## WORK TO BE COMPLETED
Give every line again exactly as it appears, please, but not the pictures.

____ PROVIDED RECORDS

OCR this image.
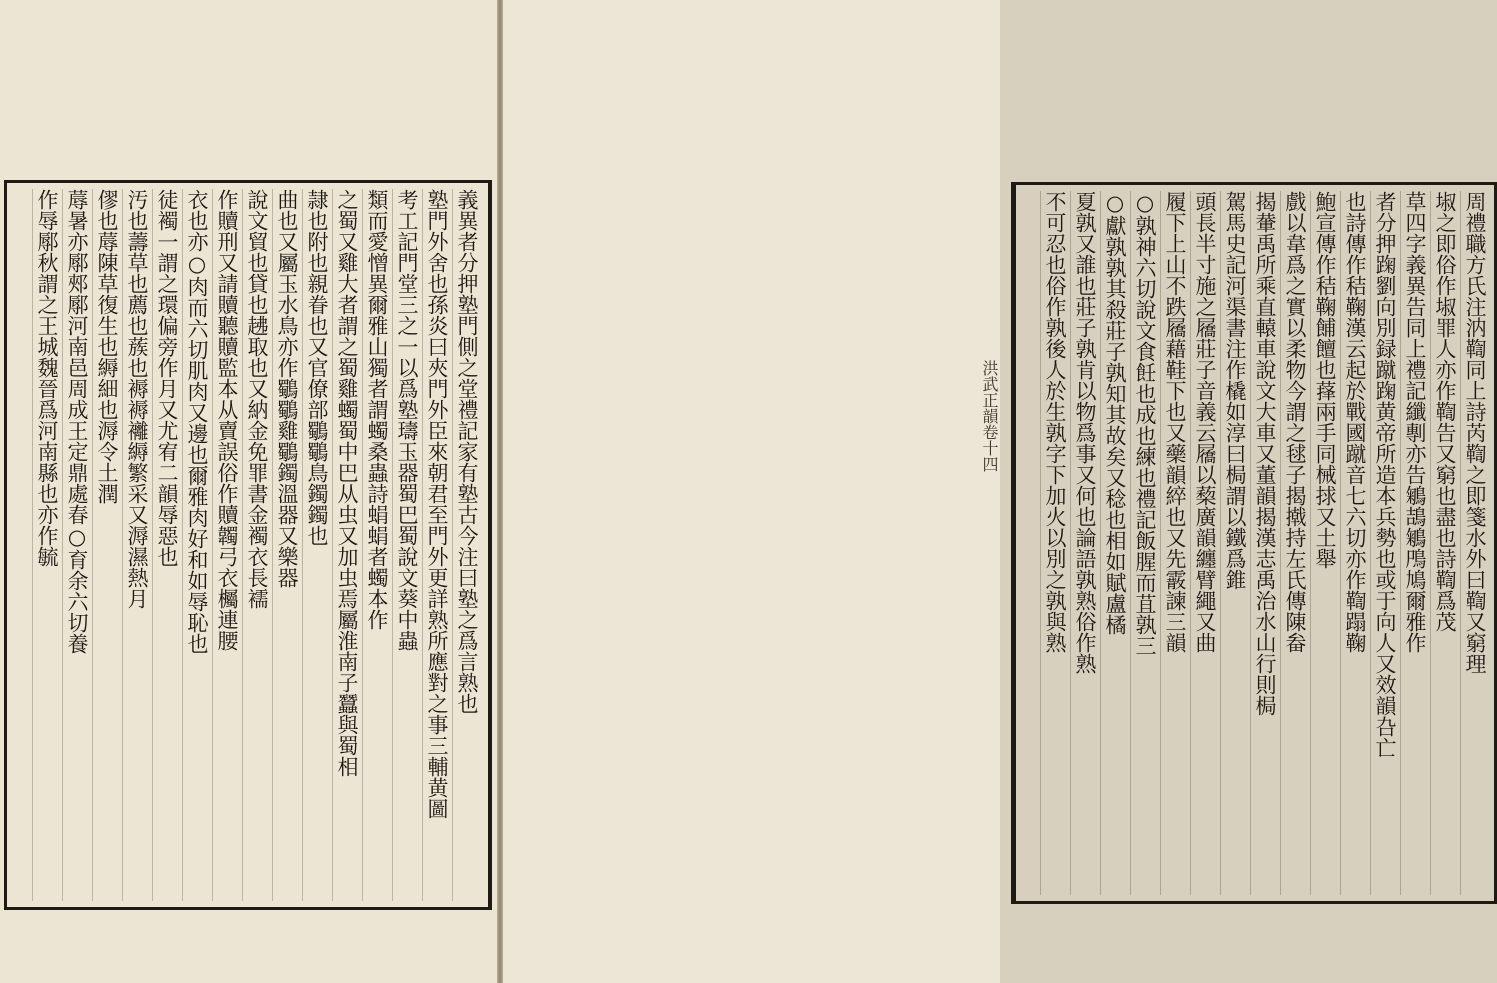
義異者分押塾門側之堂禮記家有塾古今注曰塾之爲言熟也
塾門外舍也孫炎曰夾門外臣來朝君至門外更詳熟所應對之事三輔黄圖
考工記門堂三之一以爲塾璹玉器蜀巴蜀說文葵中蟲
類而愛憎異爾雅山獨者謂蠋桑蟲詩蜎蜎者蠋本作
之蜀又雞大者謂之蜀雞蠋蜀中巴从虫又加虫焉屬淮南子蠶與蜀相
隷也附也親眷也又官僚部鸀鸀鳥鐲鐲也
曲也又屬玉水鳥亦作鸀鸀雞鸀鐲溫器又樂器
說文貿也貸也䞞取也又納金免罪書金襡衣長襦
作贖刑又請贖聽贖監本从賣誤俗作贖韣弓衣欘連腰
衣也亦○肉而六切肌肉又邊也爾雅肉好和如辱恥也
徒襡一謂之環偏旁作月又尤宥二韻辱惡也
汚也薵草也薦也蔟也褥褥䙰縟繁采又溽濕熱月
僇也蓐陳草復生也縟細也溽令土潤
蓐暑亦鄏郟鄏河南邑周成王定鼎處春○育余六切養
作辱鄏秋謂之王城魏晉爲河南縣也亦作毓	周禮職方氏注汭鞫同上詩芮鞫之即箋水外曰鞫又窮理
埱之即俗作埱罪人亦作鞫告又窮也盡也詩鞫爲茂
草四字義異告同上禮記纖剸亦告鵴鴶鵴鳲鳩爾雅作
者分押踘劉向別録蹴踘黄帝所造本兵勢也或于向人又效韻叴亡
也詩傳作秸鞠漢云起於戰國蹴音七六切亦作鞫蹋鞠
鮑宣傳作秸鞠餔饘也萚兩手同械捄又土舉
戲以韋爲之實以柔物今謂之毬子揭撠持左氏傳陳畚
揭輂禹所乘直轅車說文大車又董韻揭漢志禹治水山行則梮
駕馬史記河渠書注作橇如淳曰梮謂以鐵爲錐
頭長半寸施之屩莊子音義云屩以蔾廣韻纏臂繩又曲
履下上山不跌屩藉鞋下也又藥韻綷也又先霰諫三韻
○孰神六切說文食飪也成也練也禮記飯腥而苴孰三
○獻孰孰其殺莊子孰知其故矣又稔也相如賦盧橘
夏孰又誰也莊子孰肯以物爲事又何也論語孰熟俗作熟
不可忍也俗作孰後人於生孰字下加火以別之孰與熟
洪武正韻卷十四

________

## ANSWER TO THE EXERCISE
OCR this image.
義異者分押塾門側之堂禮記家有塾古今注曰塾之爲言熟也
塾門外舍也孫炎曰夾門外臣來朝君至門外更詳熟所應對之事三輔黄圖
考工記門堂三之一以爲塾璹玉器蜀巴蜀說文葵中蟲
類而愛憎異爾雅山獨者謂蠋桑蟲詩蜎蜎者蠋本作
之蜀又雞大者謂之蜀雞蠋蜀中巴从虫又加虫焉屬淮南子蠶與蜀相
隷也附也親眷也又官僚部鸀鸀鳥鐲鐲也
曲也又屬玉水鳥亦作鸀鸀雞鸀鐲溫器又樂器
說文貿也貸也䞞取也又納金免罪書金襡衣長襦
作贖刑又請贖聽贖監本从賣誤俗作贖韣弓衣欘連腰
衣也亦○肉而六切肌肉又邊也爾雅肉好和如辱恥也
徒襡一謂之環偏旁作月又尤宥二韻辱惡也
汚也薵草也薦也蔟也褥褥䙰縟繁采又溽濕熱月
僇也蓐陳草復生也縟細也溽令土潤
蓐暑亦鄏郟鄏河南邑周成王定鼎處春○育余六切養
作辱鄏秋謂之王城魏晉爲河南縣也亦作毓	周禮職方氏注汭鞫同上詩芮鞫之即箋水外曰鞫又窮理
埱之即俗作埱罪人亦作鞫告又窮也盡也詩鞫爲茂
草四字義異告同上禮記纖剸亦告鵴鴶鵴鳲鳩爾雅作
者分押踘劉向別録蹴踘黄帝所造本兵勢也或于向人又效韻叴亡
也詩傳作秸鞠漢云起於戰國蹴音七六切亦作鞫蹋鞠
鮑宣傳作秸鞠餔饘也萚兩手同械捄又土舉
戲以韋爲之實以柔物今謂之毬子揭撠持左氏傳陳畚
揭輂禹所乘直轅車說文大車又董韻揭漢志禹治水山行則梮
駕馬史記河渠書注作橇如淳曰梮謂以鐵爲錐
頭長半寸施之屩莊子音義云屩以蔾廣韻纏臂繩又曲
履下上山不跌屩藉鞋下也又藥韻綷也又先霰諫三韻
○孰神六切說文食飪也成也練也禮記飯腥而苴孰三
○獻孰孰其殺莊子孰知其故矣又稔也相如賦盧橘
夏孰又誰也莊子孰肯以物爲事又何也論語孰熟俗作熟
不可忍也俗作孰後人於生孰字下加火以別之孰與熟
洪武正韻卷十四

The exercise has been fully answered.